Tâche a: Selon l'extrait, de quel pourcentage le ministre des travaux publics pourrait-il faire limiter la vitesse sur l'ensemble du réseau ?

Extrait à lire:
Il reste donc un homme politique porteur d’une conviction
objective et qui décide de l’appliquer à titre de signal (ou d’exemple) car la
situation actuelle le révolte. Nous pensons ne pas trahir cette affirmation en
la comparant à celle-ci : un ministre des travaux publics pourrait être
scandalisé par les accidents de la circulation sur ses autoroutes. Dans cette
logique louable, il pourrait charger ses équipes de placer des panneaux
limitant la vitesse de 20% sur l’ensemble du réseau. Il pourrait même s’en
vanter à la télévision. La réponse du ministre de la circulation routière n’en
serait que plus virulente : les limitations de vitesse relèvent,
légitimement, de ses attributions. Il pourrait ajouter que si cela ne plait pas
à son collègue, il peut toujours venir négocier avec lui, dans un cadre légal.
Dans un pays à plusieurs échelons de pouvoirs, la séparation des compétences
est un pilier essentiel de la paix politique et un impératif constitutionnel.
L'essentielle neutralité
On peut être convaincu de la pertinence de ses bonnes
idées, on peut vouloir défendre ses convictions mais il ne faut pas oublier qu’en
démocratie, la neutralité de l’Etat est primordiale. Ne pas le savoir en fin de
carrière politique est un signal étonnant. Ne voir personne s’en soucier est un
signal inquiétant.

Enregistrements avec boîtes étiquetées:
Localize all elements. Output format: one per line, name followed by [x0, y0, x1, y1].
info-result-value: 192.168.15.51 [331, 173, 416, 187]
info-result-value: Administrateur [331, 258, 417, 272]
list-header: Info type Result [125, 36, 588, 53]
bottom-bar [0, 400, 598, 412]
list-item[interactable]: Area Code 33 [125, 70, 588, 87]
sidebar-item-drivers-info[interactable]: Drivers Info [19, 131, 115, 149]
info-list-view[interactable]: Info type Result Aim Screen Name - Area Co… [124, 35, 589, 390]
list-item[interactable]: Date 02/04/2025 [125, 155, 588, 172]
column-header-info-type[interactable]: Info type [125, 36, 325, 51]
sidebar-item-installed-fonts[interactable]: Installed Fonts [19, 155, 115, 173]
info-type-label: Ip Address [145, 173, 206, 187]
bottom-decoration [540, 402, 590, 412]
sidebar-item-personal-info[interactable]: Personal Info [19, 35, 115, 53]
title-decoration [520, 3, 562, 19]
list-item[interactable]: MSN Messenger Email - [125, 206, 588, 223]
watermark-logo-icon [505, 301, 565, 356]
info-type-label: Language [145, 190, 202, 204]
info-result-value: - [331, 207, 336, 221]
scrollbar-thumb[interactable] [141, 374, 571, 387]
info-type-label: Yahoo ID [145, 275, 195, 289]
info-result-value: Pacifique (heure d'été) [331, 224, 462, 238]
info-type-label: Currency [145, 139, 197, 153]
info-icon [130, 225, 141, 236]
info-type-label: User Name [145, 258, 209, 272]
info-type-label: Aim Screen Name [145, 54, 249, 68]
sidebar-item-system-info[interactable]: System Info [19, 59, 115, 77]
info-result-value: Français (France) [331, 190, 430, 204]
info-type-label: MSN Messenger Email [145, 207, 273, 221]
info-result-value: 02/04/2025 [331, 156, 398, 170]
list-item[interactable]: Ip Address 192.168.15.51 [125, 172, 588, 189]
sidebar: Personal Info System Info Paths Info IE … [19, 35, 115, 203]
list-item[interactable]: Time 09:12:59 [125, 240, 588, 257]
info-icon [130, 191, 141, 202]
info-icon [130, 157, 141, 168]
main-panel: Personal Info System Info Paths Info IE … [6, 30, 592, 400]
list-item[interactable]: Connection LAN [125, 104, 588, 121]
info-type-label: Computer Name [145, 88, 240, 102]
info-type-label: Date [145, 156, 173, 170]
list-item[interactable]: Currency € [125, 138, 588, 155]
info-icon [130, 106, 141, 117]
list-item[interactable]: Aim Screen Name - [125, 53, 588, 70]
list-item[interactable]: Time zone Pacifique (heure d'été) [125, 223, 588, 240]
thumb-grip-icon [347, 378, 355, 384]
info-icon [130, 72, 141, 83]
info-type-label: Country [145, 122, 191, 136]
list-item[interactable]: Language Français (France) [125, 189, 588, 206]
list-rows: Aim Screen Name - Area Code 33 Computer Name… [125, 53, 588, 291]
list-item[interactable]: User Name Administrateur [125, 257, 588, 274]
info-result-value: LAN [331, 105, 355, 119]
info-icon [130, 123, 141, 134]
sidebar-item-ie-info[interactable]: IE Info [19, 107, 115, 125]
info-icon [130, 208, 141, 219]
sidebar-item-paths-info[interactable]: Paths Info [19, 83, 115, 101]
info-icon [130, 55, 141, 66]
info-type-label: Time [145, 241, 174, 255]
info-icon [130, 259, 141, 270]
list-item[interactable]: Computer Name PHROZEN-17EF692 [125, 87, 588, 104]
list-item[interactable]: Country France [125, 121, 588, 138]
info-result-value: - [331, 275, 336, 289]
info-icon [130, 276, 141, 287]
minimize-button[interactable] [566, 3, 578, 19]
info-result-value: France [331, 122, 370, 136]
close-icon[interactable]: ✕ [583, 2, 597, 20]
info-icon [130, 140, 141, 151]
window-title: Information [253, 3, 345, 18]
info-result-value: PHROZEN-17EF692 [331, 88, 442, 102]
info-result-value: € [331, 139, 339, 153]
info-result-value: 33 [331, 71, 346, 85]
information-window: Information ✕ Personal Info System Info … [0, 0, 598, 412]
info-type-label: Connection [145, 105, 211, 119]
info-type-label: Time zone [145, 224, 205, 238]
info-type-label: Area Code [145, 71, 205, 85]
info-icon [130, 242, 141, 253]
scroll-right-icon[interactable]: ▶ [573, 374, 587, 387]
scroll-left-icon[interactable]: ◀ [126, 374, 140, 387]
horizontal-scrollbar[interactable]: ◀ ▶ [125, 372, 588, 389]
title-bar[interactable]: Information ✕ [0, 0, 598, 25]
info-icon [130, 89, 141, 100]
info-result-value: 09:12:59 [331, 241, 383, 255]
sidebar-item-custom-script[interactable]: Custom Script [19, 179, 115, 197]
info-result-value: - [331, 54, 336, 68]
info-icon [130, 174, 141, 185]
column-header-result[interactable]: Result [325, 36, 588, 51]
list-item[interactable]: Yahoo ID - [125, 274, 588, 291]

Tâche b: Recopiez fidèlement les lignes des enregistrements, du début de ceux-ci jusqu'à la ligne contenant « info-list-view[interactable]: Info type », cette ligne comprise.

Résultat attendu a: De 20 %.

Résultat attendu b:
Localize all elements. Output format: one per line, name followed by [x0, y0, x1, y1].
info-result-value: 192.168.15.51 [331, 173, 416, 187]
info-result-value: Administrateur [331, 258, 417, 272]
list-header: Info type Result [125, 36, 588, 53]
bottom-bar [0, 400, 598, 412]
list-item[interactable]: Area Code 33 [125, 70, 588, 87]
sidebar-item-drivers-info[interactable]: Drivers Info [19, 131, 115, 149]
info-list-view[interactable]: Info type Result Aim Screen Name - Area Co… [124, 35, 589, 390]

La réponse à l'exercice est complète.